> **Problem details**
Retype each entry below, keeping every character the same.

· · · · ·

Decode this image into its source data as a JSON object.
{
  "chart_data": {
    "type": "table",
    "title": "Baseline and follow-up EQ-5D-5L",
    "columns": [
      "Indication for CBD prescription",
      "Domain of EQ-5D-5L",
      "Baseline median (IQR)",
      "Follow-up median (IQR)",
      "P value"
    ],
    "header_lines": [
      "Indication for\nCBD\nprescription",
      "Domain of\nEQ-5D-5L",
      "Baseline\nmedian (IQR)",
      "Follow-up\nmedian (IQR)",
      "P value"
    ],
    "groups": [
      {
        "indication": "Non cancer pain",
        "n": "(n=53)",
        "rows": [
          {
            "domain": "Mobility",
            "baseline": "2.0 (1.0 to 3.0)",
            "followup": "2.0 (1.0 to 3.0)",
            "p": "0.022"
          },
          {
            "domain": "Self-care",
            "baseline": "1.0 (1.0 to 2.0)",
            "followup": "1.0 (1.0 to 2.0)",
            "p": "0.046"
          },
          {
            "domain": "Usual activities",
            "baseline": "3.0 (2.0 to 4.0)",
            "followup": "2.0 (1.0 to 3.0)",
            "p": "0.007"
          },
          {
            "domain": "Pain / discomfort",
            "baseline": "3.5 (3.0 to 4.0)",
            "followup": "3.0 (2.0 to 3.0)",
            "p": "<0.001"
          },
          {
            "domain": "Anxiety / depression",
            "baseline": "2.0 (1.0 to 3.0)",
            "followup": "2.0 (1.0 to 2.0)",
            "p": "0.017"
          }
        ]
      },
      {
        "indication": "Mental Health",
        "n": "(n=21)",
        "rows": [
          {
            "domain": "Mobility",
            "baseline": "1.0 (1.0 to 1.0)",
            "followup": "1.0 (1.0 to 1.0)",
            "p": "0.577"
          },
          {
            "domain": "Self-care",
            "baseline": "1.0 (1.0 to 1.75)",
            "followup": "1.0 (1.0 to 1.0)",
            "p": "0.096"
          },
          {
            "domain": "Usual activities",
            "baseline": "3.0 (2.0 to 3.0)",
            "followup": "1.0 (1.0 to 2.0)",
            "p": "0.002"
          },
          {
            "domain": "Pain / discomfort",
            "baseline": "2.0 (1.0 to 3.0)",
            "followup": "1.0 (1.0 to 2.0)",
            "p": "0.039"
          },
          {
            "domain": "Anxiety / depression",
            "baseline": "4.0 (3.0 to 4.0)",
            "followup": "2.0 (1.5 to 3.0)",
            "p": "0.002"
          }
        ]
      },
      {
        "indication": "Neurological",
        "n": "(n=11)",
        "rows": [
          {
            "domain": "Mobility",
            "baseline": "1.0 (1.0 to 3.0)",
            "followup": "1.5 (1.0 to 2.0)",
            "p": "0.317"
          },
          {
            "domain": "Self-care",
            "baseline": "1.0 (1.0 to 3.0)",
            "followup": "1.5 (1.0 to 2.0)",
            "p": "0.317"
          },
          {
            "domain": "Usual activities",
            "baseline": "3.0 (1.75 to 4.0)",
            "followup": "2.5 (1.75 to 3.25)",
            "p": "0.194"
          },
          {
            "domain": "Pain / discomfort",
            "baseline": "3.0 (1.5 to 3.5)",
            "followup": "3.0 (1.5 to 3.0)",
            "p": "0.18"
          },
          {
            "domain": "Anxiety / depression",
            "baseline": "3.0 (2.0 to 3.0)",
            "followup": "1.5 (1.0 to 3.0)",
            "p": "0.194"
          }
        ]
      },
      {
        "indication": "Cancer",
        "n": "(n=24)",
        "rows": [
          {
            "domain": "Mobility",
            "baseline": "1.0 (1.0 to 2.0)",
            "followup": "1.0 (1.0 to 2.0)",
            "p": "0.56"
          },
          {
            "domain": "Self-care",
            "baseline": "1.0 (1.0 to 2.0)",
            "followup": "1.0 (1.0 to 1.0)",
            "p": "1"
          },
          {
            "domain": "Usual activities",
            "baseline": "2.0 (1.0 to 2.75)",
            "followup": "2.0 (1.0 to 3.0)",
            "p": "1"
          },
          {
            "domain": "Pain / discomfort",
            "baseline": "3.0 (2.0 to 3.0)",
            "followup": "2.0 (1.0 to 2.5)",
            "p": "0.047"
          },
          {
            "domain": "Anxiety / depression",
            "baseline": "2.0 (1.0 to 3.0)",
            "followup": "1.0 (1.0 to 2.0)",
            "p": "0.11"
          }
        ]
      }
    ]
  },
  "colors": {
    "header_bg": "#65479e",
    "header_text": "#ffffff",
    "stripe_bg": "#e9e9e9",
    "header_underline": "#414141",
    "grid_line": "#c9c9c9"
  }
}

· · · · ·

> **Task result**
Decode this image into its source data as a JSON object.
{
  "chart_data": {
    "type": "table",
    "title": "Baseline and follow-up EQ-5D-5L",
    "columns": [
      "Indication for CBD prescription",
      "Domain of EQ-5D-5L",
      "Baseline median (IQR)",
      "Follow-up median (IQR)",
      "P value"
    ],
    "header_lines": [
      "Indication for\nCBD\nprescription",
      "Domain of\nEQ-5D-5L",
      "Baseline\nmedian (IQR)",
      "Follow-up\nmedian (IQR)",
      "P value"
    ],
    "groups": [
      {
        "indication": "Non cancer pain",
        "n": "(n=53)",
        "rows": [
          {
            "domain": "Mobility",
            "baseline": "2.0 (1.0 to 3.0)",
            "followup": "2.0 (1.0 to 3.0)",
            "p": "0.022"
          },
          {
            "domain": "Self-care",
            "baseline": "1.0 (1.0 to 2.0)",
            "followup": "1.0 (1.0 to 2.0)",
            "p": "0.046"
          },
          {
            "domain": "Usual activities",
            "baseline": "3.0 (2.0 to 4.0)",
            "followup": "2.0 (1.0 to 3.0)",
            "p": "0.007"
          },
          {
            "domain": "Pain / discomfort",
            "baseline": "3.5 (3.0 to 4.0)",
            "followup": "3.0 (2.0 to 3.0)",
            "p": "<0.001"
          },
          {
            "domain": "Anxiety / depression",
            "baseline": "2.0 (1.0 to 3.0)",
            "followup": "2.0 (1.0 to 2.0)",
            "p": "0.017"
          }
        ]
      },
      {
        "indication": "Mental Health",
        "n": "(n=21)",
        "rows": [
          {
            "domain": "Mobility",
            "baseline": "1.0 (1.0 to 1.0)",
            "followup": "1.0 (1.0 to 1.0)",
            "p": "0.577"
          },
          {
            "domain": "Self-care",
            "baseline": "1.0 (1.0 to 1.75)",
            "followup": "1.0 (1.0 to 1.0)",
            "p": "0.096"
          },
          {
            "domain": "Usual activities",
            "baseline": "3.0 (2.0 to 3.0)",
            "followup": "1.0 (1.0 to 2.0)",
            "p": "0.002"
          },
          {
            "domain": "Pain / discomfort",
            "baseline": "2.0 (1.0 to 3.0)",
            "followup": "1.0 (1.0 to 2.0)",
            "p": "0.039"
          },
          {
            "domain": "Anxiety / depression",
            "baseline": "4.0 (3.0 to 4.0)",
            "followup": "2.0 (1.5 to 3.0)",
            "p": "0.002"
          }
        ]
      },
      {
        "indication": "Neurological",
        "n": "(n=11)",
        "rows": [
          {
            "domain": "Mobility",
            "baseline": "1.0 (1.0 to 3.0)",
            "followup": "1.5 (1.0 to 2.0)",
            "p": "0.317"
          },
          {
            "domain": "Self-care",
            "baseline": "1.0 (1.0 to 3.0)",
            "followup": "1.5 (1.0 to 2.0)",
            "p": "0.317"
          },
          {
            "domain": "Usual activities",
            "baseline": "3.0 (1.75 to 4.0)",
            "followup": "2.5 (1.75 to 3.25)",
            "p": "0.194"
          },
          {
            "domain": "Pain / discomfort",
            "baseline": "3.0 (1.5 to 3.5)",
            "followup": "3.0 (1.5 to 3.0)",
            "p": "0.18"
          },
          {
            "domain": "Anxiety / depression",
            "baseline": "3.0 (2.0 to 3.0)",
            "followup": "1.5 (1.0 to 3.0)",
            "p": "0.194"
          }
        ]
      },
      {
        "indication": "Cancer",
        "n": "(n=24)",
        "rows": [
          {
            "domain": "Mobility",
            "baseline": "1.0 (1.0 to 2.0)",
            "followup": "1.0 (1.0 to 2.0)",
            "p": "0.56"
          },
          {
            "domain": "Self-care",
            "baseline": "1.0 (1.0 to 2.0)",
            "followup": "1.0 (1.0 to 1.0)",
            "p": "1"
          },
          {
            "domain": "Usual activities",
            "baseline": "2.0 (1.0 to 2.75)",
            "followup": "2.0 (1.0 to 3.0)",
            "p": "1"
          },
          {
            "domain": "Pain / discomfort",
            "baseline": "3.0 (2.0 to 3.0)",
            "followup": "2.0 (1.0 to 2.5)",
            "p": "0.047"
          },
          {
            "domain": "Anxiety / depression",
            "baseline": "2.0 (1.0 to 3.0)",
            "followup": "1.0 (1.0 to 2.0)",
            "p": "0.11"
          }
        ]
      }
    ]
  },
  "colors": {
    "header_bg": "#65479e",
    "header_text": "#ffffff",
    "stripe_bg": "#e9e9e9",
    "header_underline": "#414141",
    "grid_line": "#c9c9c9"
  }
}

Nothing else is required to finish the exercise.